● Directions:
Search the listing for the string "lawmaker" and copy every line that contains it.

● Source records:
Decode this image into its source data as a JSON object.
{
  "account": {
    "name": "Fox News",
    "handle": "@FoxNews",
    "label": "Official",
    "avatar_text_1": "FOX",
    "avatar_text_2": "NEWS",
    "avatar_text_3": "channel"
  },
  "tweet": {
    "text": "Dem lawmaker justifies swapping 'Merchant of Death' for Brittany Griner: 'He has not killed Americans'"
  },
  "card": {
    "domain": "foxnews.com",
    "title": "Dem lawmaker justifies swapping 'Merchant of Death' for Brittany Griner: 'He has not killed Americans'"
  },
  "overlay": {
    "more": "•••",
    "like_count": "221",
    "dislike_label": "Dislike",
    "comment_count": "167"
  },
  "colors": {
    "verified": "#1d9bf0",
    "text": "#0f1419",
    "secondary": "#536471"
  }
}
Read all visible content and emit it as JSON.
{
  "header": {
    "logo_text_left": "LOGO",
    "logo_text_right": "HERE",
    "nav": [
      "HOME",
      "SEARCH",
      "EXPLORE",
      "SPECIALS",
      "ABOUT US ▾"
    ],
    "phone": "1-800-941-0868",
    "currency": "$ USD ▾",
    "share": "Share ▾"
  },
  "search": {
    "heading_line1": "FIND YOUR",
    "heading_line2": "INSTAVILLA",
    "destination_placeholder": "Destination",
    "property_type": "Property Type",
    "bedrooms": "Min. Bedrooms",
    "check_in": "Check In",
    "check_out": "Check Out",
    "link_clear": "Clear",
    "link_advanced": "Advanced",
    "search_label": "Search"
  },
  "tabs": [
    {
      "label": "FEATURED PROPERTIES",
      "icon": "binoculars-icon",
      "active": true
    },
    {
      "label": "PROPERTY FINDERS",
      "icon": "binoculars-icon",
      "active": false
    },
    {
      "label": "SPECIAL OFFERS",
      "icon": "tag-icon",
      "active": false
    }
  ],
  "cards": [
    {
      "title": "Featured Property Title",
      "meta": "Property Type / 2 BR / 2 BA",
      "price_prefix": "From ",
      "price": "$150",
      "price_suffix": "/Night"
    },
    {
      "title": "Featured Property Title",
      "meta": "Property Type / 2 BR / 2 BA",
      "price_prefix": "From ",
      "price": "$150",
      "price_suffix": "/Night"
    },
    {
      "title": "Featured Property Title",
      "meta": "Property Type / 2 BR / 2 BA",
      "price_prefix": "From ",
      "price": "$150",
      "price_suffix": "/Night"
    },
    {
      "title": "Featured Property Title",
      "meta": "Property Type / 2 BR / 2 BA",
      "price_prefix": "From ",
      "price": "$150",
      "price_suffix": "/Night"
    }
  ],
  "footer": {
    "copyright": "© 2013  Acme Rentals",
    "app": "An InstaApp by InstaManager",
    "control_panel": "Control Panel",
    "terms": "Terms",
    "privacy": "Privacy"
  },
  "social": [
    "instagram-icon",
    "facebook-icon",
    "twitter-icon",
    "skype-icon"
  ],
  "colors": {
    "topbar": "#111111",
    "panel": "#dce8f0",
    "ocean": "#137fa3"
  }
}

● Task solution:
    "text": "Dem lawmaker justifies swapping 'Merchant of Death' for Brittany Griner: 'He has not killed Americans'"
    "title": "Dem lawmaker justifies swapping 'Merchant of Death' for Brittany Griner: 'He has not killed Americans'"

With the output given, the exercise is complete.